» GIVEN TASK: Pull out every line below that holds the word "ключевых".

►

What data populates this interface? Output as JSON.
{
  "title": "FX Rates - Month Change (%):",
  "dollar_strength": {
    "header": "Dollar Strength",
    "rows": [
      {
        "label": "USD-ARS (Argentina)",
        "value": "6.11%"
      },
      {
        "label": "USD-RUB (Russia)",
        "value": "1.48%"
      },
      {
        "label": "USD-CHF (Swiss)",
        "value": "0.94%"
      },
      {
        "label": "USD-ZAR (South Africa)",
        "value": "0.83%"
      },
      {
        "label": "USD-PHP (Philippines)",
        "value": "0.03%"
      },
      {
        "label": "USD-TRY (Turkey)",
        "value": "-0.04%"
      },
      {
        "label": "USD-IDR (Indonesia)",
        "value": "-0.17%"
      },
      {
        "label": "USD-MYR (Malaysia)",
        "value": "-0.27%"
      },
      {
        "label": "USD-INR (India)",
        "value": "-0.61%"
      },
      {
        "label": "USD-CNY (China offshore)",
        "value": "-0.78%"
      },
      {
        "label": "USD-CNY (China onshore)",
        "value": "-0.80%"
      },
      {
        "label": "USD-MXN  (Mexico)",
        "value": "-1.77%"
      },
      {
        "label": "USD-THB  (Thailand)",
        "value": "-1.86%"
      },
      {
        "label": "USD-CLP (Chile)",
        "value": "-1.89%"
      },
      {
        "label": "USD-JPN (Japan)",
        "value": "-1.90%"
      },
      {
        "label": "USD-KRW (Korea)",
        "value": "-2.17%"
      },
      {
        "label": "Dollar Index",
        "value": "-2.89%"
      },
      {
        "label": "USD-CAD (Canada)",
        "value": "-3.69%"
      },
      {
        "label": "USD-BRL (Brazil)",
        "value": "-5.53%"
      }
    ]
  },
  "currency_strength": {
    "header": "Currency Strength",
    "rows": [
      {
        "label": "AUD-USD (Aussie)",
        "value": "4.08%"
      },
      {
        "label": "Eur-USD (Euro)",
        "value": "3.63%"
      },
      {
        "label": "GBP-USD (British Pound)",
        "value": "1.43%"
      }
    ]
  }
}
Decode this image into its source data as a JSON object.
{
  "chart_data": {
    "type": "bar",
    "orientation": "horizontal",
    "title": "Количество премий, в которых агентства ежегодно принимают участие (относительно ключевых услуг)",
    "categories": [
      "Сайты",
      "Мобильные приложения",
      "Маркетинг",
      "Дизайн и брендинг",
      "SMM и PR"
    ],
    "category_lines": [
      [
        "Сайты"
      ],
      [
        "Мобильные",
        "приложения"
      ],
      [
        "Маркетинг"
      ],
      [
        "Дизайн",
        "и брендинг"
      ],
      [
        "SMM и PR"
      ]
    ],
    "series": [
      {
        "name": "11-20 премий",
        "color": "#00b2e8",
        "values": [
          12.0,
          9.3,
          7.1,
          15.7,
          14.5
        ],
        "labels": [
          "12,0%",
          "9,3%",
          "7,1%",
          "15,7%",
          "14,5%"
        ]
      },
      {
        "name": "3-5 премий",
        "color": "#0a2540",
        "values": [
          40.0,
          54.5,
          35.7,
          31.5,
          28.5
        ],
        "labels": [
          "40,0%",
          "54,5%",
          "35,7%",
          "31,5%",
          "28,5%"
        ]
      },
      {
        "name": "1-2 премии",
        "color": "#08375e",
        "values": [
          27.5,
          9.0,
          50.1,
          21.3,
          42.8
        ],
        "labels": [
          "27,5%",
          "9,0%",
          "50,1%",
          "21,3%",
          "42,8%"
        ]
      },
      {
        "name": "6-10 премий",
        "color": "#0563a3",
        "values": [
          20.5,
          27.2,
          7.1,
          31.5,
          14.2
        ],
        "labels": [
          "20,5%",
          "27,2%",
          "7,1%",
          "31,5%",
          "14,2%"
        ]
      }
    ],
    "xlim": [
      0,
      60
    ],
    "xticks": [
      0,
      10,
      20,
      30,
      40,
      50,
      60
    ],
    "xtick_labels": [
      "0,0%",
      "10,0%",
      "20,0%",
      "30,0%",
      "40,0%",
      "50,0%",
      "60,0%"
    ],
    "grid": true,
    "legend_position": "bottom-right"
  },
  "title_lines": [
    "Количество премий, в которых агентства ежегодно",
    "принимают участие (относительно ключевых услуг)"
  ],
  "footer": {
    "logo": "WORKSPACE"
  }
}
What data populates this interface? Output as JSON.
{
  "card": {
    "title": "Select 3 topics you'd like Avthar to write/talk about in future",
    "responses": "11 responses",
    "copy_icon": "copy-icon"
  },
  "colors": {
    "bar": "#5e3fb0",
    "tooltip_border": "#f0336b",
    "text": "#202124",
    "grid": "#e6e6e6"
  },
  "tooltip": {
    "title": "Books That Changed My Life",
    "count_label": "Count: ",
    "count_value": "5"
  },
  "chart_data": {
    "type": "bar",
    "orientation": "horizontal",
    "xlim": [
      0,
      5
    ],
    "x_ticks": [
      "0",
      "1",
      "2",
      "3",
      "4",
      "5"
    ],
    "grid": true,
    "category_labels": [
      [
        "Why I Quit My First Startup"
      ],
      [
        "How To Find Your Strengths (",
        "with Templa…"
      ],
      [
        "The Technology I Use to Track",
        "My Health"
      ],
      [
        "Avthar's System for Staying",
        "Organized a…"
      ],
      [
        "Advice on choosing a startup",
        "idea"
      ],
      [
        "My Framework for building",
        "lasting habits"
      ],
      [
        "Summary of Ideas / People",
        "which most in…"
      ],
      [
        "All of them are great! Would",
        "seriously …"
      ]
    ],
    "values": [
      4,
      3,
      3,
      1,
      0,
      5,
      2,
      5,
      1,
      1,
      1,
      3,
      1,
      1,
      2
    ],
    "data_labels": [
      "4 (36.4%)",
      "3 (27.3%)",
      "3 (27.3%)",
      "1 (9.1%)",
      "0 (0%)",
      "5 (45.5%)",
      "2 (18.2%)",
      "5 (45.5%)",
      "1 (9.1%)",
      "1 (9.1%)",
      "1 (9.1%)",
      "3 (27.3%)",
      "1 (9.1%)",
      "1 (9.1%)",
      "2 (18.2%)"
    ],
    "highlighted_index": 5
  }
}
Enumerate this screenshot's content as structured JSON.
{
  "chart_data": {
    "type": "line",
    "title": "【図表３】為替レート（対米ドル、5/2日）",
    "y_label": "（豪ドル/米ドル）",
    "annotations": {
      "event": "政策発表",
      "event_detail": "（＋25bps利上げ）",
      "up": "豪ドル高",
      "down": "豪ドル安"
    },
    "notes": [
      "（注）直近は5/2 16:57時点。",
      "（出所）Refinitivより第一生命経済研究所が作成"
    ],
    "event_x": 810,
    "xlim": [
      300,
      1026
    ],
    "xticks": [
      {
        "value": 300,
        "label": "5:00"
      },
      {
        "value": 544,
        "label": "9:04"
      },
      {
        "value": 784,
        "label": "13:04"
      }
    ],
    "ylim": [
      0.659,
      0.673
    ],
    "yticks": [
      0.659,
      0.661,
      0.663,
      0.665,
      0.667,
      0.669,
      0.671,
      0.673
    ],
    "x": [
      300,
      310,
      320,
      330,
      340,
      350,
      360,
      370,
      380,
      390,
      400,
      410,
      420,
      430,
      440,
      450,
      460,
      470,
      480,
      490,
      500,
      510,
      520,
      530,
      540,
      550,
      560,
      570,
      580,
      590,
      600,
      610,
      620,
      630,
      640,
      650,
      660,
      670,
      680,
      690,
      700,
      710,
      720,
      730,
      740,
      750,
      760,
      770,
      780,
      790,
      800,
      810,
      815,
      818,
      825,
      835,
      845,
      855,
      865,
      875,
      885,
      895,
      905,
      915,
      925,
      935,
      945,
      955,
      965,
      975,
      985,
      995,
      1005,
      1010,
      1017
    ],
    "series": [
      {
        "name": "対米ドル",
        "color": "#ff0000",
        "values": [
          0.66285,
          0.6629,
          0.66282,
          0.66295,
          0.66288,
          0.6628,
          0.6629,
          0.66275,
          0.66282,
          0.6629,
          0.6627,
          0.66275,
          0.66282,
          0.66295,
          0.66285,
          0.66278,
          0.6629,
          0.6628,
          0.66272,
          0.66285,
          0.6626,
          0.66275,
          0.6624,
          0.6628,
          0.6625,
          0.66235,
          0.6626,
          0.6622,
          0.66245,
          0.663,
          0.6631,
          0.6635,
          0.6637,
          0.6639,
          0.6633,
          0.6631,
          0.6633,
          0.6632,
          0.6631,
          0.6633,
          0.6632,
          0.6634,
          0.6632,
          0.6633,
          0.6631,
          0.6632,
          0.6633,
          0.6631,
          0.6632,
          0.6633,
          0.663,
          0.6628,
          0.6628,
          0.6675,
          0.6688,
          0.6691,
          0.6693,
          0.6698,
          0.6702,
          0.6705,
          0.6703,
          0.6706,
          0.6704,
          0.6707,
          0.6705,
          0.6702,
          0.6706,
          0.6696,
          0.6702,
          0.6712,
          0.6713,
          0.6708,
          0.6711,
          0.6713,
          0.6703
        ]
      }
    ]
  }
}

◄

» SOLUTION:
    "title": "Количество премий, в которых агентства ежегодно принимают участие (относительно ключевых услуг)",
    "принимают участие (относительно ключевых услуг)"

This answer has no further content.